_PROBLEM TO SOLVE:_ Copy the listing below in full and skip every picture.

[Source data]
╔══

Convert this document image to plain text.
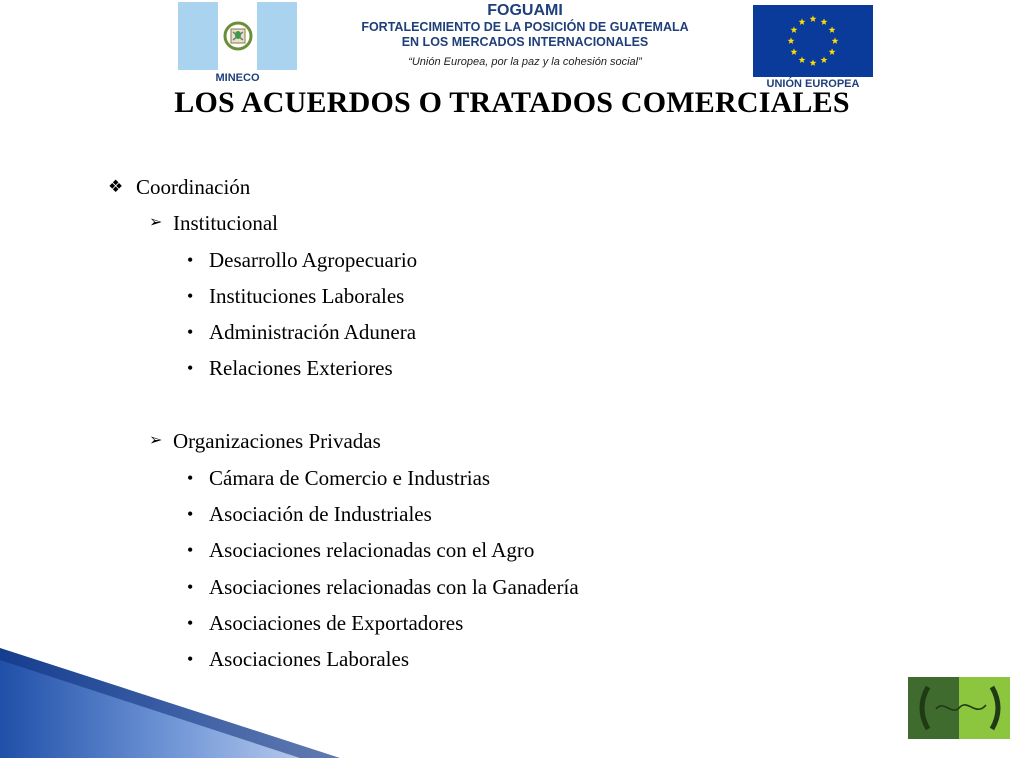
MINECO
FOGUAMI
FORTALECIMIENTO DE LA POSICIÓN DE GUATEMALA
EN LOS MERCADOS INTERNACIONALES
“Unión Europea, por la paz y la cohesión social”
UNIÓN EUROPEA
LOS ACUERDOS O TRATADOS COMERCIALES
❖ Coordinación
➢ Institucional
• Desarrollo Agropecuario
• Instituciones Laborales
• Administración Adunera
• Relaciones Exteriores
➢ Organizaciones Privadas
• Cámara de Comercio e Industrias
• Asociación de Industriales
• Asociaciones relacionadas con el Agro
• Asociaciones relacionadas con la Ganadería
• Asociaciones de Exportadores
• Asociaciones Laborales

╚══

_WRITTEN SOLUTION:_
Convert this document image to plain text.
MINECO
FOGUAMI
FORTALECIMIENTO DE LA POSICIÓN DE GUATEMALA
EN LOS MERCADOS INTERNACIONALES
“Unión Europea, por la paz y la cohesión social”
UNIÓN EUROPEA
LOS ACUERDOS O TRATADOS COMERCIALES
❖ Coordinación
➢ Institucional
• Desarrollo Agropecuario
• Instituciones Laborales
• Administración Adunera
• Relaciones Exteriores
➢ Organizaciones Privadas
• Cámara de Comercio e Industrias
• Asociación de Industriales
• Asociaciones relacionadas con el Agro
• Asociaciones relacionadas con la Ganadería
• Asociaciones de Exportadores
• Asociaciones Laborales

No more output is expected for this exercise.